== Data in this exercise

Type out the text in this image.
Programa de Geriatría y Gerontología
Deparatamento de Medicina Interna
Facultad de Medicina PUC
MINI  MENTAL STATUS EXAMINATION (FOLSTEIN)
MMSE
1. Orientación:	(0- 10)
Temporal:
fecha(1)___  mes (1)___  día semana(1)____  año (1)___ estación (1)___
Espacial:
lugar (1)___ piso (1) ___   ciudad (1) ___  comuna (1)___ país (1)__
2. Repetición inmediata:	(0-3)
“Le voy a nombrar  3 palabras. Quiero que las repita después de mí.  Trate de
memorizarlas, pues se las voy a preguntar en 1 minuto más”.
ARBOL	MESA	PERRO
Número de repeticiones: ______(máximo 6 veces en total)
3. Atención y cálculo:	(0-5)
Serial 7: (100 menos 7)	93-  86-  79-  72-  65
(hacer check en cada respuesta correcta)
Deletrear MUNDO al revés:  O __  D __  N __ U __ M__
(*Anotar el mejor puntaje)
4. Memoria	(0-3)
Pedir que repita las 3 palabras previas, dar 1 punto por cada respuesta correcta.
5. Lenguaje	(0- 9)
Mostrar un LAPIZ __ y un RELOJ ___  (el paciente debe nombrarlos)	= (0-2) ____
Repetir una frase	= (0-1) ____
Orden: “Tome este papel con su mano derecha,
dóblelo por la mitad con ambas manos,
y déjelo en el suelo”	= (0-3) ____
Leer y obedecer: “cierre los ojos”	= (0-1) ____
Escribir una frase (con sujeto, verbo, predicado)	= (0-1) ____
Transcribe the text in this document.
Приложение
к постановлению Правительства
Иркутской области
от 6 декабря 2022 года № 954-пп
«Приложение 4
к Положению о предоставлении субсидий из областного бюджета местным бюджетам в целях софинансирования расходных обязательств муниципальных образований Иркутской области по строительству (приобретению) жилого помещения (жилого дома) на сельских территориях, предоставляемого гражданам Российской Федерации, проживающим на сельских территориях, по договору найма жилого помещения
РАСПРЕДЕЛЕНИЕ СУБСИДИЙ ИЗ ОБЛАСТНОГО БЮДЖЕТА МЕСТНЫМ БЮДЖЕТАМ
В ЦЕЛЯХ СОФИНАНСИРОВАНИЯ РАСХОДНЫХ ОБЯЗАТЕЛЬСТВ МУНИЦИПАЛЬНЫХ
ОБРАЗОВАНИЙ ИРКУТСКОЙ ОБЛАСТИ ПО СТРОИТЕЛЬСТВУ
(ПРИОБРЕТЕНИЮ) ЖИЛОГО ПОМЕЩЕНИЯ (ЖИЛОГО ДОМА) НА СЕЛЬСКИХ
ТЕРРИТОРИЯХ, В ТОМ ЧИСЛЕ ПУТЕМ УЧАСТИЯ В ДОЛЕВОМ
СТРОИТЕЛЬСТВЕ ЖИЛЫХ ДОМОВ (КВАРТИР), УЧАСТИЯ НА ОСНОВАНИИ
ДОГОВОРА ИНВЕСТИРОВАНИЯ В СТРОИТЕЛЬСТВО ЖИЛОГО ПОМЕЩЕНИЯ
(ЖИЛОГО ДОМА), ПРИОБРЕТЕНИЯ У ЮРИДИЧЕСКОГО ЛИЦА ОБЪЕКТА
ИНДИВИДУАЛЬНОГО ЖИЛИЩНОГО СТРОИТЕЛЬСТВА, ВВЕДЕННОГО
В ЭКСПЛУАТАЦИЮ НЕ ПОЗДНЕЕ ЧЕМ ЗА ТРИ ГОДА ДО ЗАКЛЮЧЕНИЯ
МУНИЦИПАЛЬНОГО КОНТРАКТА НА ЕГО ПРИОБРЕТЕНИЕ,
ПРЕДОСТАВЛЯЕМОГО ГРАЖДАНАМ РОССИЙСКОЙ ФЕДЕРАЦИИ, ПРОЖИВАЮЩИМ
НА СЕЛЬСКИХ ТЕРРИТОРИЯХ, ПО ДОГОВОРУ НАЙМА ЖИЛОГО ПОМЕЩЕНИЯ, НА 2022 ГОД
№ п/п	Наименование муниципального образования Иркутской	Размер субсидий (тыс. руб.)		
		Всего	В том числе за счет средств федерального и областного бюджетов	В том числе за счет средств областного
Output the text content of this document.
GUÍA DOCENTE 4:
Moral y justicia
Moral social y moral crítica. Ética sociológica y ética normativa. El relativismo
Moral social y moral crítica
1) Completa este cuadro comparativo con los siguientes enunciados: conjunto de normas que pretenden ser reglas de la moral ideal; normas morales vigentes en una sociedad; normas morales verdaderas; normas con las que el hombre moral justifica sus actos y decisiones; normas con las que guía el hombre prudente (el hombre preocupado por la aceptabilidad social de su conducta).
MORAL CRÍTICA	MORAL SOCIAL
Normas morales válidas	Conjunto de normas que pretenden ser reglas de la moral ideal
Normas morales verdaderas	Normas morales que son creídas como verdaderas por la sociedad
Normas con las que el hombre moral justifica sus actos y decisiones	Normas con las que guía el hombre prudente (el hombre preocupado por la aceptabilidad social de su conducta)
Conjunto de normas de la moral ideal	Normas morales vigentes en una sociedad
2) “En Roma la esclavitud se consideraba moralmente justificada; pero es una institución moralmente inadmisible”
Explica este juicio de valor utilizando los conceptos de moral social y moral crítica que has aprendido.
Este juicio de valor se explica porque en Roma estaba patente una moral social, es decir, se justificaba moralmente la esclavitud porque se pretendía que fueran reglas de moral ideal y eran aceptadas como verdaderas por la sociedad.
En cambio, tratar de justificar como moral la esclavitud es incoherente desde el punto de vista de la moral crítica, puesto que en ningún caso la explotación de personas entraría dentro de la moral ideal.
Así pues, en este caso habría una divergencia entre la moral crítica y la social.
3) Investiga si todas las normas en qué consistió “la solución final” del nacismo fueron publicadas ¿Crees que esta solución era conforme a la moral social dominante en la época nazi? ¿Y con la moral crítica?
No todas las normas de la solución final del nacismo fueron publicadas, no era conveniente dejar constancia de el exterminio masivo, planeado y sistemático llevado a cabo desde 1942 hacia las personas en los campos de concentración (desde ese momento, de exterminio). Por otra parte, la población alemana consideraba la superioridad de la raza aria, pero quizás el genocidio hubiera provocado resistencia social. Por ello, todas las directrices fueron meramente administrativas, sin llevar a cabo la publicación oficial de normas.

====

• Do this
Print the whole listing exactly as it is.

• Written response
Type out the text in this image.
Programa de Geriatría y Gerontología
Deparatamento de Medicina Interna
Facultad de Medicina PUC
MINI  MENTAL STATUS EXAMINATION (FOLSTEIN)
MMSE
1. Orientación:	(0- 10)
Temporal:
fecha(1)___  mes (1)___  día semana(1)____  año (1)___ estación (1)___
Espacial:
lugar (1)___ piso (1) ___   ciudad (1) ___  comuna (1)___ país (1)__
2. Repetición inmediata:	(0-3)
“Le voy a nombrar  3 palabras. Quiero que las repita después de mí.  Trate de
memorizarlas, pues se las voy a preguntar en 1 minuto más”.
ARBOL	MESA	PERRO
Número de repeticiones: ______(máximo 6 veces en total)
3. Atención y cálculo:	(0-5)
Serial 7: (100 menos 7)	93-  86-  79-  72-  65
(hacer check en cada respuesta correcta)
Deletrear MUNDO al revés:  O __  D __  N __ U __ M__
(*Anotar el mejor puntaje)
4. Memoria	(0-3)
Pedir que repita las 3 palabras previas, dar 1 punto por cada respuesta correcta.
5. Lenguaje	(0- 9)
Mostrar un LAPIZ __ y un RELOJ ___  (el paciente debe nombrarlos)	= (0-2) ____
Repetir una frase	= (0-1) ____
Orden: “Tome este papel con su mano derecha,
dóblelo por la mitad con ambas manos,
y déjelo en el suelo”	= (0-3) ____
Leer y obedecer: “cierre los ojos”	= (0-1) ____
Escribir una frase (con sujeto, verbo, predicado)	= (0-1) ____
Transcribe the text in this document.
Приложение
к постановлению Правительства
Иркутской области
от 6 декабря 2022 года № 954-пп
«Приложение 4
к Положению о предоставлении субсидий из областного бюджета местным бюджетам в целях софинансирования расходных обязательств муниципальных образований Иркутской области по строительству (приобретению) жилого помещения (жилого дома) на сельских территориях, предоставляемого гражданам Российской Федерации, проживающим на сельских территориях, по договору найма жилого помещения
РАСПРЕДЕЛЕНИЕ СУБСИДИЙ ИЗ ОБЛАСТНОГО БЮДЖЕТА МЕСТНЫМ БЮДЖЕТАМ
В ЦЕЛЯХ СОФИНАНСИРОВАНИЯ РАСХОДНЫХ ОБЯЗАТЕЛЬСТВ МУНИЦИПАЛЬНЫХ
ОБРАЗОВАНИЙ ИРКУТСКОЙ ОБЛАСТИ ПО СТРОИТЕЛЬСТВУ
(ПРИОБРЕТЕНИЮ) ЖИЛОГО ПОМЕЩЕНИЯ (ЖИЛОГО ДОМА) НА СЕЛЬСКИХ
ТЕРРИТОРИЯХ, В ТОМ ЧИСЛЕ ПУТЕМ УЧАСТИЯ В ДОЛЕВОМ
СТРОИТЕЛЬСТВЕ ЖИЛЫХ ДОМОВ (КВАРТИР), УЧАСТИЯ НА ОСНОВАНИИ
ДОГОВОРА ИНВЕСТИРОВАНИЯ В СТРОИТЕЛЬСТВО ЖИЛОГО ПОМЕЩЕНИЯ
(ЖИЛОГО ДОМА), ПРИОБРЕТЕНИЯ У ЮРИДИЧЕСКОГО ЛИЦА ОБЪЕКТА
ИНДИВИДУАЛЬНОГО ЖИЛИЩНОГО СТРОИТЕЛЬСТВА, ВВЕДЕННОГО
В ЭКСПЛУАТАЦИЮ НЕ ПОЗДНЕЕ ЧЕМ ЗА ТРИ ГОДА ДО ЗАКЛЮЧЕНИЯ
МУНИЦИПАЛЬНОГО КОНТРАКТА НА ЕГО ПРИОБРЕТЕНИЕ,
ПРЕДОСТАВЛЯЕМОГО ГРАЖДАНАМ РОССИЙСКОЙ ФЕДЕРАЦИИ, ПРОЖИВАЮЩИМ
НА СЕЛЬСКИХ ТЕРРИТОРИЯХ, ПО ДОГОВОРУ НАЙМА ЖИЛОГО ПОМЕЩЕНИЯ, НА 2022 ГОД
№ п/п	Наименование муниципального образования Иркутской	Размер субсидий (тыс. руб.)		
		Всего	В том числе за счет средств федерального и областного бюджетов	В том числе за счет средств областного
Output the text content of this document.
GUÍA DOCENTE 4:
Moral y justicia
Moral social y moral crítica. Ética sociológica y ética normativa. El relativismo
Moral social y moral crítica
1) Completa este cuadro comparativo con los siguientes enunciados: conjunto de normas que pretenden ser reglas de la moral ideal; normas morales vigentes en una sociedad; normas morales verdaderas; normas con las que el hombre moral justifica sus actos y decisiones; normas con las que guía el hombre prudente (el hombre preocupado por la aceptabilidad social de su conducta).
MORAL CRÍTICA	MORAL SOCIAL
Normas morales válidas	Conjunto de normas que pretenden ser reglas de la moral ideal
Normas morales verdaderas	Normas morales que son creídas como verdaderas por la sociedad
Normas con las que el hombre moral justifica sus actos y decisiones	Normas con las que guía el hombre prudente (el hombre preocupado por la aceptabilidad social de su conducta)
Conjunto de normas de la moral ideal	Normas morales vigentes en una sociedad
2) “En Roma la esclavitud se consideraba moralmente justificada; pero es una institución moralmente inadmisible”
Explica este juicio de valor utilizando los conceptos de moral social y moral crítica que has aprendido.
Este juicio de valor se explica porque en Roma estaba patente una moral social, es decir, se justificaba moralmente la esclavitud porque se pretendía que fueran reglas de moral ideal y eran aceptadas como verdaderas por la sociedad.
En cambio, tratar de justificar como moral la esclavitud es incoherente desde el punto de vista de la moral crítica, puesto que en ningún caso la explotación de personas entraría dentro de la moral ideal.
Así pues, en este caso habría una divergencia entre la moral crítica y la social.
3) Investiga si todas las normas en qué consistió “la solución final” del nacismo fueron publicadas ¿Crees que esta solución era conforme a la moral social dominante en la época nazi? ¿Y con la moral crítica?
No todas las normas de la solución final del nacismo fueron publicadas, no era conveniente dejar constancia de el exterminio masivo, planeado y sistemático llevado a cabo desde 1942 hacia las personas en los campos de concentración (desde ese momento, de exterminio). Por otra parte, la población alemana consideraba la superioridad de la raza aria, pero quizás el genocidio hubiera provocado resistencia social. Por ello, todas las directrices fueron meramente administrativas, sin llevar a cabo la publicación oficial de normas.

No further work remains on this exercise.